The entries need to be copied exactly.

(Data listing)
-- START --
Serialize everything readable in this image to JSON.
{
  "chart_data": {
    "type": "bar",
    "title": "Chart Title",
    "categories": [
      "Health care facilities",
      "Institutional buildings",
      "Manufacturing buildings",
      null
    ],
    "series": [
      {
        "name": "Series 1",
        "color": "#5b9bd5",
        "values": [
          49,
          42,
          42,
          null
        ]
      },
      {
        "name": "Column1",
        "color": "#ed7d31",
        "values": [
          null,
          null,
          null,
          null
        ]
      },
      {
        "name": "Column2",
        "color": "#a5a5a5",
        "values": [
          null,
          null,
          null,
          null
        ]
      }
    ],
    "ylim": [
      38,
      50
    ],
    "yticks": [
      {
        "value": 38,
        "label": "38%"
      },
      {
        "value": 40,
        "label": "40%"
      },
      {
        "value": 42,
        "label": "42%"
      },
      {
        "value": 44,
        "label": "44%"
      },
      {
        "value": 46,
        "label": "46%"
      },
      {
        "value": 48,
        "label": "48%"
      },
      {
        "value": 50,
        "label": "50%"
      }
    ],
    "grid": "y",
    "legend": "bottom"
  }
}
-- END --
• _Solution for this task_
Serialize everything readable in this image to JSON.
{
  "chart_data": {
    "type": "bar",
    "title": "Chart Title",
    "categories": [
      "Health care facilities",
      "Institutional buildings",
      "Manufacturing buildings",
      null
    ],
    "series": [
      {
        "name": "Series 1",
        "color": "#5b9bd5",
        "values": [
          49,
          42,
          42,
          null
        ]
      },
      {
        "name": "Column1",
        "color": "#ed7d31",
        "values": [
          null,
          null,
          null,
          null
        ]
      },
      {
        "name": "Column2",
        "color": "#a5a5a5",
        "values": [
          null,
          null,
          null,
          null
        ]
      }
    ],
    "ylim": [
      38,
      50
    ],
    "yticks": [
      {
        "value": 38,
        "label": "38%"
      },
      {
        "value": 40,
        "label": "40%"
      },
      {
        "value": 42,
        "label": "42%"
      },
      {
        "value": 44,
        "label": "44%"
      },
      {
        "value": 46,
        "label": "46%"
      },
      {
        "value": 48,
        "label": "48%"
      },
      {
        "value": 50,
        "label": "50%"
      }
    ],
    "grid": "y",
    "legend": "bottom"
  }
}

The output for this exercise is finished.